--- start Supplied entries ---

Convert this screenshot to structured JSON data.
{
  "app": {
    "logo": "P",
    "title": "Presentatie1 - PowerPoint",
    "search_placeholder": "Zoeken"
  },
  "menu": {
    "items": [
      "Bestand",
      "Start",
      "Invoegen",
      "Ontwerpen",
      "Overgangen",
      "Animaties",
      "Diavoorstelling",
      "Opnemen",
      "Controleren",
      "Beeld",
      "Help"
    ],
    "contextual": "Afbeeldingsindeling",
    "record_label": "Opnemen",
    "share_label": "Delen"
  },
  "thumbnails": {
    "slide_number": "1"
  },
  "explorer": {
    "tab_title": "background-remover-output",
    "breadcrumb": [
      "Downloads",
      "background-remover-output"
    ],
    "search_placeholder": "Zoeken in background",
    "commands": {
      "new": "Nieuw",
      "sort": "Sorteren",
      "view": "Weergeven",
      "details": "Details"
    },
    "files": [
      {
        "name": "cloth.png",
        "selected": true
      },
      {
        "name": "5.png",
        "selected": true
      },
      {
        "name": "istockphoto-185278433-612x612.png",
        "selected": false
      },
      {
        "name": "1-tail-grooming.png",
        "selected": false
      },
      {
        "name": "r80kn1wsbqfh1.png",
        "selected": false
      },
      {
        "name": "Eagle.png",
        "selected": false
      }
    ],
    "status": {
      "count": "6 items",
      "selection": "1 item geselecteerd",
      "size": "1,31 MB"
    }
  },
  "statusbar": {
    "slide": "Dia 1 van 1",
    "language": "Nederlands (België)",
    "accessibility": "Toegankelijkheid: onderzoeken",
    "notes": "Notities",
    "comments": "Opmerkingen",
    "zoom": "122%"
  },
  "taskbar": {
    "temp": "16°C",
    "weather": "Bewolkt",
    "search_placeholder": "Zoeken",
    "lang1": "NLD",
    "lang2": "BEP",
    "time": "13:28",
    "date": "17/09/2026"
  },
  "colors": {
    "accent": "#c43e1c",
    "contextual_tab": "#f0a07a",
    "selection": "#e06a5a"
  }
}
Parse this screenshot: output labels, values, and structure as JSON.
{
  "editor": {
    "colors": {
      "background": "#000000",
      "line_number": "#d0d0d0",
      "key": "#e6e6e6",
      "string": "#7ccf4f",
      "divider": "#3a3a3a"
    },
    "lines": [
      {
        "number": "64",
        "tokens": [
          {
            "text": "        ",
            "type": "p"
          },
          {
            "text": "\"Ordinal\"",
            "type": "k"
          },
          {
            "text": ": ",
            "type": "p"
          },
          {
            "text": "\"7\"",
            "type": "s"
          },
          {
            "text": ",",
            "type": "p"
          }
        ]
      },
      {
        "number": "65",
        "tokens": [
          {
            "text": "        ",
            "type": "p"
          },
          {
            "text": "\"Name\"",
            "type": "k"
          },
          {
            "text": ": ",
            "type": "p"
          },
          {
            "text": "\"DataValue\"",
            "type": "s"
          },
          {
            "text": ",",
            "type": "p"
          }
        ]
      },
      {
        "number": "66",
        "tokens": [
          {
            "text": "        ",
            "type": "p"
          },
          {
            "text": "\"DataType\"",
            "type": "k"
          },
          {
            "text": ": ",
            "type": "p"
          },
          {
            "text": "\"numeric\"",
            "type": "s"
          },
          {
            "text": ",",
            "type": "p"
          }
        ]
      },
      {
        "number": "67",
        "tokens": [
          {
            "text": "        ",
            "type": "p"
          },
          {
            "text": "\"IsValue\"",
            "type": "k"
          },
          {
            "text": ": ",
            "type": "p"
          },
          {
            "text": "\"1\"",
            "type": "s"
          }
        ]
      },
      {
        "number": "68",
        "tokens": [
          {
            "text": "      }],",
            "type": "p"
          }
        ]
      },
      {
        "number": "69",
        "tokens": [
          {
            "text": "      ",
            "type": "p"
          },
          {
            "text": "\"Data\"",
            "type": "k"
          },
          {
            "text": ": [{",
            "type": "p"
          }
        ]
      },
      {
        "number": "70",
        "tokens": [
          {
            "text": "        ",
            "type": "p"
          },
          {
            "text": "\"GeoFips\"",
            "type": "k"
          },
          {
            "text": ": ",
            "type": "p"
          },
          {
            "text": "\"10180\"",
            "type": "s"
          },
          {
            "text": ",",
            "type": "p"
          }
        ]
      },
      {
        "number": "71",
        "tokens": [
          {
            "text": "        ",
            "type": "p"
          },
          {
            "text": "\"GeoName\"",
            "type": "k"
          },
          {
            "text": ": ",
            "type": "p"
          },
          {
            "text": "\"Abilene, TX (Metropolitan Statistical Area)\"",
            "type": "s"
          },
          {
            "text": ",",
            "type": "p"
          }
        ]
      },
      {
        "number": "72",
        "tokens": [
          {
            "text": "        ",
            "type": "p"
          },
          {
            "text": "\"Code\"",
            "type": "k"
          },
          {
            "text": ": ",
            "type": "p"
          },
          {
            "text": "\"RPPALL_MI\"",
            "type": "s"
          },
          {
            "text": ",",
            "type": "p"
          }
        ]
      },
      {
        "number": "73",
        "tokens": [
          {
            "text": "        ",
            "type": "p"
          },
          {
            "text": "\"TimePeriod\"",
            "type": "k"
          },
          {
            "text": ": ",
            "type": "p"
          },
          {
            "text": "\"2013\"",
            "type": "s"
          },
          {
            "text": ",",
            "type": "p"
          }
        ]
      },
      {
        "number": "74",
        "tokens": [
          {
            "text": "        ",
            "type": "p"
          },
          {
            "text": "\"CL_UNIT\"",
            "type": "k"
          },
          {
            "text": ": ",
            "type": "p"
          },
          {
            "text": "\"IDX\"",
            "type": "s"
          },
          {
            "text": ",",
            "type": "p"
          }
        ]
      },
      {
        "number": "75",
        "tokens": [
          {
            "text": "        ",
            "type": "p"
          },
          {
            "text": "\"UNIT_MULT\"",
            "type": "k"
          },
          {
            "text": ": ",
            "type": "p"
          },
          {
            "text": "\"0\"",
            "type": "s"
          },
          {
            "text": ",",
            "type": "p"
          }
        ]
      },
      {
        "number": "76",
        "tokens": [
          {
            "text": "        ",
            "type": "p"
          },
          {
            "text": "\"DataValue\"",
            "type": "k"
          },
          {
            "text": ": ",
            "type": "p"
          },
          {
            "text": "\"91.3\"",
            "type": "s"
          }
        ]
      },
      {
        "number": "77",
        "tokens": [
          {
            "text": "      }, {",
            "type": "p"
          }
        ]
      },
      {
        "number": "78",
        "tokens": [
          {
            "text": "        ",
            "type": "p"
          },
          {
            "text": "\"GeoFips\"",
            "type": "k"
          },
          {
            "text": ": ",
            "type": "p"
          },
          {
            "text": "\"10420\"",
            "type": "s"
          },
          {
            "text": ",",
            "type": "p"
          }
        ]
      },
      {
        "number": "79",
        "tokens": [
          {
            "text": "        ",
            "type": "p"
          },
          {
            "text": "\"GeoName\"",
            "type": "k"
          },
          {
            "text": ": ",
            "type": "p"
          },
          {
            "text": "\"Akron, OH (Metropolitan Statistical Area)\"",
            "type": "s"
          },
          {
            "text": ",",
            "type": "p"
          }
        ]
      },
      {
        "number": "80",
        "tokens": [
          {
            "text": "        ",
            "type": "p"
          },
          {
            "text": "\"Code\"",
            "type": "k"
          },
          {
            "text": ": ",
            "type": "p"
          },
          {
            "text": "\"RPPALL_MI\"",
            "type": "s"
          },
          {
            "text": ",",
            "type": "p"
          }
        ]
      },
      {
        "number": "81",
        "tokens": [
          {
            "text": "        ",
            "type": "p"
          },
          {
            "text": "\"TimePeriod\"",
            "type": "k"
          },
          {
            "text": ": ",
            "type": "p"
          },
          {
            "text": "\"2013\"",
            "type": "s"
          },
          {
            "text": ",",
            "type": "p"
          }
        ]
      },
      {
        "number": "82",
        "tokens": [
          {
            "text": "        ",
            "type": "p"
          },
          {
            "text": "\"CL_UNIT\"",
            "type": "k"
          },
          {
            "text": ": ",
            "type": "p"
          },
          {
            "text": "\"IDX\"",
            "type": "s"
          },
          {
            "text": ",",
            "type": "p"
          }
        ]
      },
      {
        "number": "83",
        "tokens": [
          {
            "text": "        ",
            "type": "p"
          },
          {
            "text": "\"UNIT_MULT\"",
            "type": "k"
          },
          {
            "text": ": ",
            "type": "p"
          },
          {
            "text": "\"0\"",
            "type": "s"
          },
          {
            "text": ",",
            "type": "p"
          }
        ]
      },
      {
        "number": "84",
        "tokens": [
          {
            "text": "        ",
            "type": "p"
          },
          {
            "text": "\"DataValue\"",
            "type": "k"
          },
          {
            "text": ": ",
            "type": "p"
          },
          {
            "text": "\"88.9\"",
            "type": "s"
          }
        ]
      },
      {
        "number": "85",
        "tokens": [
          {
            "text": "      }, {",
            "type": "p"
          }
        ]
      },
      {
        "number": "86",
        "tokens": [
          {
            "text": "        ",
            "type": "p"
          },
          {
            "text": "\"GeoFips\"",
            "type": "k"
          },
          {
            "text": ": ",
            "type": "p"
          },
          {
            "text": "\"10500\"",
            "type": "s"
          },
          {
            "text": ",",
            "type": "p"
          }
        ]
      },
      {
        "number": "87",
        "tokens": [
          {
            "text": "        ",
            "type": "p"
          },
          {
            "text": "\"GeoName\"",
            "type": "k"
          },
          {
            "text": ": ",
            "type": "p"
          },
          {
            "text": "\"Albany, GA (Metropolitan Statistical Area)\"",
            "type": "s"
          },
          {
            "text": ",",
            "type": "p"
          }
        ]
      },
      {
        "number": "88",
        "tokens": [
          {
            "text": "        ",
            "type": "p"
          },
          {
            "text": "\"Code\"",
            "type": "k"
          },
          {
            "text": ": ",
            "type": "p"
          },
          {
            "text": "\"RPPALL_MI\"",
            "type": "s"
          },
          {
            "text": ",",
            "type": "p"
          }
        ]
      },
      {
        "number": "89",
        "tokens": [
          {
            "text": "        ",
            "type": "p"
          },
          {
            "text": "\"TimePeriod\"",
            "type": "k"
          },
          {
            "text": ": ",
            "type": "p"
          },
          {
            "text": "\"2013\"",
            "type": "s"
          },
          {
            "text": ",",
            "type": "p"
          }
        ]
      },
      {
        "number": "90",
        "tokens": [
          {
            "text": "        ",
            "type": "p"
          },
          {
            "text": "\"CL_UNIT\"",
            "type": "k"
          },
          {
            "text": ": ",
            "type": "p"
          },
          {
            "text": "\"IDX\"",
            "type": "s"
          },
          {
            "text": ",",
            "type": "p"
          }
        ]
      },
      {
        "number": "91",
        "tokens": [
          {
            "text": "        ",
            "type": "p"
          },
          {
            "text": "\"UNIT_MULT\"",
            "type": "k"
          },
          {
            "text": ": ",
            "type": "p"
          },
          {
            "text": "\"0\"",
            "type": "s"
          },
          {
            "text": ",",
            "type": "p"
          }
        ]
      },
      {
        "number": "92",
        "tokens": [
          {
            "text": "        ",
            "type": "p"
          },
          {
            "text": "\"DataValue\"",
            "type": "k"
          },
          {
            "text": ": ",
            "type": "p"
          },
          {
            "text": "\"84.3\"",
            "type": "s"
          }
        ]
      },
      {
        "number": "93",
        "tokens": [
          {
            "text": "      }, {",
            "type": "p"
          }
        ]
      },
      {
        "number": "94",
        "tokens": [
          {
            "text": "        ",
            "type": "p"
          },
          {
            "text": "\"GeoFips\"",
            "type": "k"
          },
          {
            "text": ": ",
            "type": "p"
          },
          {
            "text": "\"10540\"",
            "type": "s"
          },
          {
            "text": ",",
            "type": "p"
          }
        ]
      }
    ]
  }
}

--- end Supplied entries ---

### Written task
Find all lines where the word "output" appears. Copy them.

### Result below
    "tab_title": "background-remover-output",
      "background-remover-output"
Parse this screenshot: output labels, values, and structure as JSON.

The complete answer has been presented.